***** Recorded data *****
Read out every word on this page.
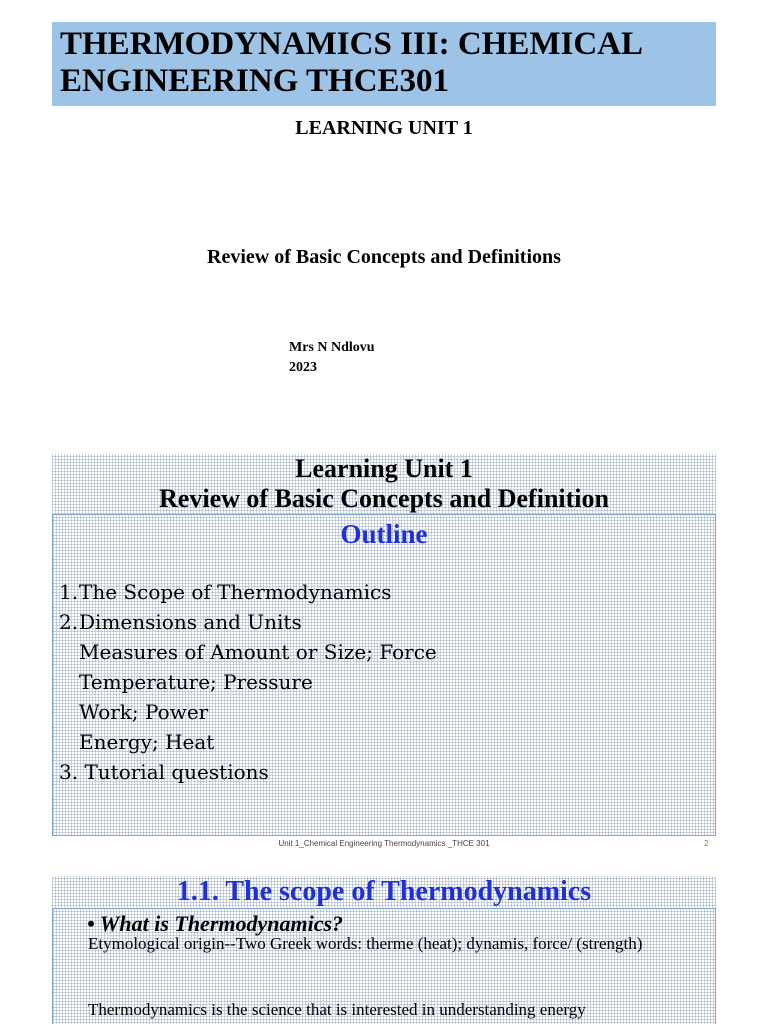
THERMODYNAMICS III: CHEMICAL
ENGINEERING THCE301
LEARNING UNIT 1
Review of Basic Concepts and Definitions
Mrs N Ndlovu
2023
Learning Unit 1
Review of Basic Concepts and Definition
Outline
1.The Scope of Thermodynamics
2.Dimensions and Units
Measures of Amount or Size; Force
Temperature; Pressure
Work; Power
Energy; Heat
3. Tutorial questions
Unit 1_Chemical Engineering Thermodynamics _THCE 301	2
1.1. The scope of Thermodynamics
• What is Thermodynamics?
Etymological origin--Two Greek words: therme (heat); dynamis, force/ (strength)
Thermodynamics is the science that is interested in understanding energy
*****
=== Task to carry out ===
In the records, locate each line holding the string "Review" and copy it.

=== Output of the exercise ===
Review of Basic Concepts and Definitions
Review of Basic Concepts and Definition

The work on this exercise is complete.